(Dataset entries)

──────────────────────────────

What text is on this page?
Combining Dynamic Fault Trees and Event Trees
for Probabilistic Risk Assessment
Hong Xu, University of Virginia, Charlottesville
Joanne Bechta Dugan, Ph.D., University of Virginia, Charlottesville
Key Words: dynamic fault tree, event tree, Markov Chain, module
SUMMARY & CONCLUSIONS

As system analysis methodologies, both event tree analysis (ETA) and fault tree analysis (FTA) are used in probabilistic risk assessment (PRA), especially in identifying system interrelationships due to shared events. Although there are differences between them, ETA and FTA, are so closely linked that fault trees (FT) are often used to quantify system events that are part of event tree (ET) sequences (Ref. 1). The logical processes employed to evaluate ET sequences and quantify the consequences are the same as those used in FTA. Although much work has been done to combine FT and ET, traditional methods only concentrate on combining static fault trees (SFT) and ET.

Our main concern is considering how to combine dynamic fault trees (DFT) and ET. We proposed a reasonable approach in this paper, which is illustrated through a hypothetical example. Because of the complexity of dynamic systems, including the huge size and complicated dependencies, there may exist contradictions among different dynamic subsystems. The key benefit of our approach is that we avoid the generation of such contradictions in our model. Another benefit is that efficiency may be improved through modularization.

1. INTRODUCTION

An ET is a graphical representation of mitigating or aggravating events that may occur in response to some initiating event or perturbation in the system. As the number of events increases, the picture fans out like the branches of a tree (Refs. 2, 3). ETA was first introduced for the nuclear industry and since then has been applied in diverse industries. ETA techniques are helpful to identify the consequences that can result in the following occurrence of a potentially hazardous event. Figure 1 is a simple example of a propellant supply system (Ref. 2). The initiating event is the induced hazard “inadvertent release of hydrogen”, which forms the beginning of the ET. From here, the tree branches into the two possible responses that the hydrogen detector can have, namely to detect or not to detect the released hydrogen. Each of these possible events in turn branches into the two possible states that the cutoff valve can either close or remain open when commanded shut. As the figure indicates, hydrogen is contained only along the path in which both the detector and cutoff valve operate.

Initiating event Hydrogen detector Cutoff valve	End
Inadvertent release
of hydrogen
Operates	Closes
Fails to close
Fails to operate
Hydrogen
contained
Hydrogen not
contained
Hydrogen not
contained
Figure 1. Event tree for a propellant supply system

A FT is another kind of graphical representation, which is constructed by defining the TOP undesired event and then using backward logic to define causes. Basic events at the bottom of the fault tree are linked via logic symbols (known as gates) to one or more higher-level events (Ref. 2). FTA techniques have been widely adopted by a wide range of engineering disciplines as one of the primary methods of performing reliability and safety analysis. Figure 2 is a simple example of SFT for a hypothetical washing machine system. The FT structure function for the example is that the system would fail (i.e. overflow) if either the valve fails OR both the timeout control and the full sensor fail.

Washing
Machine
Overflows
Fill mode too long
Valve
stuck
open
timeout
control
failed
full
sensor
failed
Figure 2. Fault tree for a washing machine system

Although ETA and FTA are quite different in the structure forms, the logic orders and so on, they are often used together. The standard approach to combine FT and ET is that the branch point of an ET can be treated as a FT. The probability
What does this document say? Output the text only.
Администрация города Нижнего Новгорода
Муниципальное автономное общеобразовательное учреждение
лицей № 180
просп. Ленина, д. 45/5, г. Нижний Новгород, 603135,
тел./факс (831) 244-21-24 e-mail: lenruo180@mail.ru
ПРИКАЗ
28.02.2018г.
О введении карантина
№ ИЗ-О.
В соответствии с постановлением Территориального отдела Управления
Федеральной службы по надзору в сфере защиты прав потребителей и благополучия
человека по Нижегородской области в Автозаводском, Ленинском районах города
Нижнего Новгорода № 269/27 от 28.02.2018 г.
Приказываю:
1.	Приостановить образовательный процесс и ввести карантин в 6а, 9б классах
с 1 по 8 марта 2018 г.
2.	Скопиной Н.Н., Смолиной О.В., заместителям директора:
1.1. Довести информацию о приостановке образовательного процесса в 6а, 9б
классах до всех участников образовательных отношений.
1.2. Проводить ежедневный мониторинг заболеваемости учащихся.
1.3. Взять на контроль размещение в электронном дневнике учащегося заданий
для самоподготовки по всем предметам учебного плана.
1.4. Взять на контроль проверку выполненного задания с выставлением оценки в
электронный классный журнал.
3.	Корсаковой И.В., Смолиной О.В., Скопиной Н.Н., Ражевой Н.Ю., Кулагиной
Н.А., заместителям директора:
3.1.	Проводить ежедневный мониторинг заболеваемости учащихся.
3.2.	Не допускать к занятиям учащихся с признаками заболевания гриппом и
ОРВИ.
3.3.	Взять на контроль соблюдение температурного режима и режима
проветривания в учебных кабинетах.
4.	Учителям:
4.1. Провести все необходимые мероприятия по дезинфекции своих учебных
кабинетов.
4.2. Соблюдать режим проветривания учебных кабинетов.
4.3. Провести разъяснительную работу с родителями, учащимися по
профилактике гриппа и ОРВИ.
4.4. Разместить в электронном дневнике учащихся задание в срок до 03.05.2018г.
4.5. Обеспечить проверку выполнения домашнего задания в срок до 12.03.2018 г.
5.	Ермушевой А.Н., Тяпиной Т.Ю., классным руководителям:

──────────────────────────────

## Directive
Would you quote, exactly and only, the lines from the one containing "What does this" to the end of the entries?

## Written solution
What does this document say? Output the text only.
Администрация города Нижнего Новгорода
Муниципальное автономное общеобразовательное учреждение
лицей № 180
просп. Ленина, д. 45/5, г. Нижний Новгород, 603135,
тел./факс (831) 244-21-24 e-mail: lenruo180@mail.ru
ПРИКАЗ
28.02.2018г.
О введении карантина
№ ИЗ-О.
В соответствии с постановлением Территориального отдела Управления
Федеральной службы по надзору в сфере защиты прав потребителей и благополучия
человека по Нижегородской области в Автозаводском, Ленинском районах города
Нижнего Новгорода № 269/27 от 28.02.2018 г.
Приказываю:
1.	Приостановить образовательный процесс и ввести карантин в 6а, 9б классах
с 1 по 8 марта 2018 г.
2.	Скопиной Н.Н., Смолиной О.В., заместителям директора:
1.1. Довести информацию о приостановке образовательного процесса в 6а, 9б
классах до всех участников образовательных отношений.
1.2. Проводить ежедневный мониторинг заболеваемости учащихся.
1.3. Взять на контроль размещение в электронном дневнике учащегося заданий
для самоподготовки по всем предметам учебного плана.
1.4. Взять на контроль проверку выполненного задания с выставлением оценки в
электронный классный журнал.
3.	Корсаковой И.В., Смолиной О.В., Скопиной Н.Н., Ражевой Н.Ю., Кулагиной
Н.А., заместителям директора:
3.1.	Проводить ежедневный мониторинг заболеваемости учащихся.
3.2.	Не допускать к занятиям учащихся с признаками заболевания гриппом и
ОРВИ.
3.3.	Взять на контроль соблюдение температурного режима и режима
проветривания в учебных кабинетах.
4.	Учителям:
4.1. Провести все необходимые мероприятия по дезинфекции своих учебных
кабинетов.
4.2. Соблюдать режим проветривания учебных кабинетов.
4.3. Провести разъяснительную работу с родителями, учащимися по
профилактике гриппа и ОРВИ.
4.4. Разместить в электронном дневнике учащихся задание в срок до 03.05.2018г.
4.5. Обеспечить проверку выполнения домашнего задания в срок до 12.03.2018 г.
5.	Ермушевой А.Н., Тяпиной Т.Ю., классным руководителям:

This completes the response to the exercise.